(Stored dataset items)
----------
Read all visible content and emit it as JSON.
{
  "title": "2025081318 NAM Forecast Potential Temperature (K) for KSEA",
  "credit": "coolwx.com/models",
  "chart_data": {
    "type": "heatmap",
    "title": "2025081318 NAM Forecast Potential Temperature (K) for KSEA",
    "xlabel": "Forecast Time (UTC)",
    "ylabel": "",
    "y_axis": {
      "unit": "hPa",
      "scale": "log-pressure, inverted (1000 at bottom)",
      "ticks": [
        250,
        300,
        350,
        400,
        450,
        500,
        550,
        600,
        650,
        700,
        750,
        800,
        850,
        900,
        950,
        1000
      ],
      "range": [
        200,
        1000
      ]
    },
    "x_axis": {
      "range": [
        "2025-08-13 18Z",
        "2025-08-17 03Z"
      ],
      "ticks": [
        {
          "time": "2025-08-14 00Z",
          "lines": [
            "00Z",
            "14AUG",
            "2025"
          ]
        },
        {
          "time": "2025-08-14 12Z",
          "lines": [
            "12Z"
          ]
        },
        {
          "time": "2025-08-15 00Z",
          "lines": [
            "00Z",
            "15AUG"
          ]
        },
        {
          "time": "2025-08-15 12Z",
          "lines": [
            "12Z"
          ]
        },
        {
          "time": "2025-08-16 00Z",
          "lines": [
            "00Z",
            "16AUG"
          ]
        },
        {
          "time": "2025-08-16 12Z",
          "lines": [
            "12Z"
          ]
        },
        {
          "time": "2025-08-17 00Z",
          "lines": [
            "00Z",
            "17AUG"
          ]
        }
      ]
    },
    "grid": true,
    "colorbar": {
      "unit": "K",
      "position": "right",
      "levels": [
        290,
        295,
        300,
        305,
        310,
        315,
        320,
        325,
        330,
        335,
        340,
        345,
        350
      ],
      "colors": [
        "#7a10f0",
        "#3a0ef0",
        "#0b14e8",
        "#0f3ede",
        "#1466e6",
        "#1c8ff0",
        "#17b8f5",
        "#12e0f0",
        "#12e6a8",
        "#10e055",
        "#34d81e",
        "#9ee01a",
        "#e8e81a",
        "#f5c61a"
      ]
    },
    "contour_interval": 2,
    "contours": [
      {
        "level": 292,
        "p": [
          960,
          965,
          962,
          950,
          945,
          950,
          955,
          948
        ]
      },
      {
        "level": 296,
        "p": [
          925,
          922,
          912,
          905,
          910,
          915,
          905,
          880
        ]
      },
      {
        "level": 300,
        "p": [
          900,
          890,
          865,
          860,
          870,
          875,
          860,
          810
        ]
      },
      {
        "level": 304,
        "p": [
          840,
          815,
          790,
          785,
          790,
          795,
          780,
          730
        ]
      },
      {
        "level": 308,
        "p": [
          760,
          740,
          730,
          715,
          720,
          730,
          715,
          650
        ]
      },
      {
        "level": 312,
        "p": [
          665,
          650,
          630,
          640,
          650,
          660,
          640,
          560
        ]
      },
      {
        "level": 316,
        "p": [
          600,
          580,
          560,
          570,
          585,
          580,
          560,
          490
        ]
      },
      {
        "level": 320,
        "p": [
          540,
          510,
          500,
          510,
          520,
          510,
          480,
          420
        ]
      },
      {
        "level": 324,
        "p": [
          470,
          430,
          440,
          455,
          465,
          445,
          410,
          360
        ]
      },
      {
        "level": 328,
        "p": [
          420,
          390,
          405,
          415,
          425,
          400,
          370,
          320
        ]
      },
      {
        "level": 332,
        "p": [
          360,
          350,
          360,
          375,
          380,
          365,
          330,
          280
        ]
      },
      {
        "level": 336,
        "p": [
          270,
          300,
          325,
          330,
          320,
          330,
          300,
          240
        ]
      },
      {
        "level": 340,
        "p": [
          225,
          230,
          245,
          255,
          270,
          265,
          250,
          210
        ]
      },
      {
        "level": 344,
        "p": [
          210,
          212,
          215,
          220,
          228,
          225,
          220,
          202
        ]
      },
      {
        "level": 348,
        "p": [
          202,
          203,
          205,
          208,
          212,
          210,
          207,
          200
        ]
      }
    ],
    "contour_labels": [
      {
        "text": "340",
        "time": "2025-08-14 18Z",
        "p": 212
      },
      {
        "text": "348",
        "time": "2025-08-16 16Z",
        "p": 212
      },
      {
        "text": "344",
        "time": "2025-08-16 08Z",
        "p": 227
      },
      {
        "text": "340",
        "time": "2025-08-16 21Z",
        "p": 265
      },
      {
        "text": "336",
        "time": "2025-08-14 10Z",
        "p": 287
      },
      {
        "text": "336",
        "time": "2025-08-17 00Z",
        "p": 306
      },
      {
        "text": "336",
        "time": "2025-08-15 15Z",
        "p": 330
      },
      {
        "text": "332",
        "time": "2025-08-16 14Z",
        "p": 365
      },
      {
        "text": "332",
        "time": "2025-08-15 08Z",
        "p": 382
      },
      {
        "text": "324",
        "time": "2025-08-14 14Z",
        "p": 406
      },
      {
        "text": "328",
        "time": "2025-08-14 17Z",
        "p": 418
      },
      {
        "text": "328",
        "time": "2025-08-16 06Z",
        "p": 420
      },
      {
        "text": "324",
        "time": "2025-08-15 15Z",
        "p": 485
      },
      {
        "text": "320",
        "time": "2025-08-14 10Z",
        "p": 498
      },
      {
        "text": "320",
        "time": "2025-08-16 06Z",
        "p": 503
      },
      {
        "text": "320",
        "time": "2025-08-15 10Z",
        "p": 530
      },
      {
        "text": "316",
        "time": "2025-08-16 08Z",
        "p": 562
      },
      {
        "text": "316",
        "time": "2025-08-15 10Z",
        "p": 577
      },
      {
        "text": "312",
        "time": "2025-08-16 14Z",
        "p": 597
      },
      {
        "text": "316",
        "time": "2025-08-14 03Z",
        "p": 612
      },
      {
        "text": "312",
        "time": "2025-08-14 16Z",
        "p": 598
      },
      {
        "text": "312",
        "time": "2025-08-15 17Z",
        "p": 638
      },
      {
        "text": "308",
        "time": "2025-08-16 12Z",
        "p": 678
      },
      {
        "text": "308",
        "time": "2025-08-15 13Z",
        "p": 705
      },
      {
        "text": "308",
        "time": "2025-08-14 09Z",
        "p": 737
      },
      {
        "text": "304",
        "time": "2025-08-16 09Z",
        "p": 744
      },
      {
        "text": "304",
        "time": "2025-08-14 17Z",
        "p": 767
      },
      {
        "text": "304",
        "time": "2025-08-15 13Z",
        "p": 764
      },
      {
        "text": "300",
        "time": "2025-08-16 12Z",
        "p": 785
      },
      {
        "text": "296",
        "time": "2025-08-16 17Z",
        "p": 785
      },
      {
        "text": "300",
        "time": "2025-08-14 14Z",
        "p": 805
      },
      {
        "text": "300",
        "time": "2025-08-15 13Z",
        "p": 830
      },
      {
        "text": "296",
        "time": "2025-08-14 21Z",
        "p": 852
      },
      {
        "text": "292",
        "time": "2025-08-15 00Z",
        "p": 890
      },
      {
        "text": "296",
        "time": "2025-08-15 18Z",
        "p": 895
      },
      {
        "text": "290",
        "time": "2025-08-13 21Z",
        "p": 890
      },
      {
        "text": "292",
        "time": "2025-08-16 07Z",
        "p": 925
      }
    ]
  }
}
----------
• _Task goal_
Set down every line of the listing above again, exactly as given.

• _In response_
Read all visible content and emit it as JSON.
{
  "title": "2025081318 NAM Forecast Potential Temperature (K) for KSEA",
  "credit": "coolwx.com/models",
  "chart_data": {
    "type": "heatmap",
    "title": "2025081318 NAM Forecast Potential Temperature (K) for KSEA",
    "xlabel": "Forecast Time (UTC)",
    "ylabel": "",
    "y_axis": {
      "unit": "hPa",
      "scale": "log-pressure, inverted (1000 at bottom)",
      "ticks": [
        250,
        300,
        350,
        400,
        450,
        500,
        550,
        600,
        650,
        700,
        750,
        800,
        850,
        900,
        950,
        1000
      ],
      "range": [
        200,
        1000
      ]
    },
    "x_axis": {
      "range": [
        "2025-08-13 18Z",
        "2025-08-17 03Z"
      ],
      "ticks": [
        {
          "time": "2025-08-14 00Z",
          "lines": [
            "00Z",
            "14AUG",
            "2025"
          ]
        },
        {
          "time": "2025-08-14 12Z",
          "lines": [
            "12Z"
          ]
        },
        {
          "time": "2025-08-15 00Z",
          "lines": [
            "00Z",
            "15AUG"
          ]
        },
        {
          "time": "2025-08-15 12Z",
          "lines": [
            "12Z"
          ]
        },
        {
          "time": "2025-08-16 00Z",
          "lines": [
            "00Z",
            "16AUG"
          ]
        },
        {
          "time": "2025-08-16 12Z",
          "lines": [
            "12Z"
          ]
        },
        {
          "time": "2025-08-17 00Z",
          "lines": [
            "00Z",
            "17AUG"
          ]
        }
      ]
    },
    "grid": true,
    "colorbar": {
      "unit": "K",
      "position": "right",
      "levels": [
        290,
        295,
        300,
        305,
        310,
        315,
        320,
        325,
        330,
        335,
        340,
        345,
        350
      ],
      "colors": [
        "#7a10f0",
        "#3a0ef0",
        "#0b14e8",
        "#0f3ede",
        "#1466e6",
        "#1c8ff0",
        "#17b8f5",
        "#12e0f0",
        "#12e6a8",
        "#10e055",
        "#34d81e",
        "#9ee01a",
        "#e8e81a",
        "#f5c61a"
      ]
    },
    "contour_interval": 2,
    "contours": [
      {
        "level": 292,
        "p": [
          960,
          965,
          962,
          950,
          945,
          950,
          955,
          948
        ]
      },
      {
        "level": 296,
        "p": [
          925,
          922,
          912,
          905,
          910,
          915,
          905,
          880
        ]
      },
      {
        "level": 300,
        "p": [
          900,
          890,
          865,
          860,
          870,
          875,
          860,
          810
        ]
      },
      {
        "level": 304,
        "p": [
          840,
          815,
          790,
          785,
          790,
          795,
          780,
          730
        ]
      },
      {
        "level": 308,
        "p": [
          760,
          740,
          730,
          715,
          720,
          730,
          715,
          650
        ]
      },
      {
        "level": 312,
        "p": [
          665,
          650,
          630,
          640,
          650,
          660,
          640,
          560
        ]
      },
      {
        "level": 316,
        "p": [
          600,
          580,
          560,
          570,
          585,
          580,
          560,
          490
        ]
      },
      {
        "level": 320,
        "p": [
          540,
          510,
          500,
          510,
          520,
          510,
          480,
          420
        ]
      },
      {
        "level": 324,
        "p": [
          470,
          430,
          440,
          455,
          465,
          445,
          410,
          360
        ]
      },
      {
        "level": 328,
        "p": [
          420,
          390,
          405,
          415,
          425,
          400,
          370,
          320
        ]
      },
      {
        "level": 332,
        "p": [
          360,
          350,
          360,
          375,
          380,
          365,
          330,
          280
        ]
      },
      {
        "level": 336,
        "p": [
          270,
          300,
          325,
          330,
          320,
          330,
          300,
          240
        ]
      },
      {
        "level": 340,
        "p": [
          225,
          230,
          245,
          255,
          270,
          265,
          250,
          210
        ]
      },
      {
        "level": 344,
        "p": [
          210,
          212,
          215,
          220,
          228,
          225,
          220,
          202
        ]
      },
      {
        "level": 348,
        "p": [
          202,
          203,
          205,
          208,
          212,
          210,
          207,
          200
        ]
      }
    ],
    "contour_labels": [
      {
        "text": "340",
        "time": "2025-08-14 18Z",
        "p": 212
      },
      {
        "text": "348",
        "time": "2025-08-16 16Z",
        "p": 212
      },
      {
        "text": "344",
        "time": "2025-08-16 08Z",
        "p": 227
      },
      {
        "text": "340",
        "time": "2025-08-16 21Z",
        "p": 265
      },
      {
        "text": "336",
        "time": "2025-08-14 10Z",
        "p": 287
      },
      {
        "text": "336",
        "time": "2025-08-17 00Z",
        "p": 306
      },
      {
        "text": "336",
        "time": "2025-08-15 15Z",
        "p": 330
      },
      {
        "text": "332",
        "time": "2025-08-16 14Z",
        "p": 365
      },
      {
        "text": "332",
        "time": "2025-08-15 08Z",
        "p": 382
      },
      {
        "text": "324",
        "time": "2025-08-14 14Z",
        "p": 406
      },
      {
        "text": "328",
        "time": "2025-08-14 17Z",
        "p": 418
      },
      {
        "text": "328",
        "time": "2025-08-16 06Z",
        "p": 420
      },
      {
        "text": "324",
        "time": "2025-08-15 15Z",
        "p": 485
      },
      {
        "text": "320",
        "time": "2025-08-14 10Z",
        "p": 498
      },
      {
        "text": "320",
        "time": "2025-08-16 06Z",
        "p": 503
      },
      {
        "text": "320",
        "time": "2025-08-15 10Z",
        "p": 530
      },
      {
        "text": "316",
        "time": "2025-08-16 08Z",
        "p": 562
      },
      {
        "text": "316",
        "time": "2025-08-15 10Z",
        "p": 577
      },
      {
        "text": "312",
        "time": "2025-08-16 14Z",
        "p": 597
      },
      {
        "text": "316",
        "time": "2025-08-14 03Z",
        "p": 612
      },
      {
        "text": "312",
        "time": "2025-08-14 16Z",
        "p": 598
      },
      {
        "text": "312",
        "time": "2025-08-15 17Z",
        "p": 638
      },
      {
        "text": "308",
        "time": "2025-08-16 12Z",
        "p": 678
      },
      {
        "text": "308",
        "time": "2025-08-15 13Z",
        "p": 705
      },
      {
        "text": "308",
        "time": "2025-08-14 09Z",
        "p": 737
      },
      {
        "text": "304",
        "time": "2025-08-16 09Z",
        "p": 744
      },
      {
        "text": "304",
        "time": "2025-08-14 17Z",
        "p": 767
      },
      {
        "text": "304",
        "time": "2025-08-15 13Z",
        "p": 764
      },
      {
        "text": "300",
        "time": "2025-08-16 12Z",
        "p": 785
      },
      {
        "text": "296",
        "time": "2025-08-16 17Z",
        "p": 785
      },
      {
        "text": "300",
        "time": "2025-08-14 14Z",
        "p": 805
      },
      {
        "text": "300",
        "time": "2025-08-15 13Z",
        "p": 830
      },
      {
        "text": "296",
        "time": "2025-08-14 21Z",
        "p": 852
      },
      {
        "text": "292",
        "time": "2025-08-15 00Z",
        "p": 890
      },
      {
        "text": "296",
        "time": "2025-08-15 18Z",
        "p": 895
      },
      {
        "text": "290",
        "time": "2025-08-13 21Z",
        "p": 890
      },
      {
        "text": "292",
        "time": "2025-08-16 07Z",
        "p": 925
      }
    ]
  }
}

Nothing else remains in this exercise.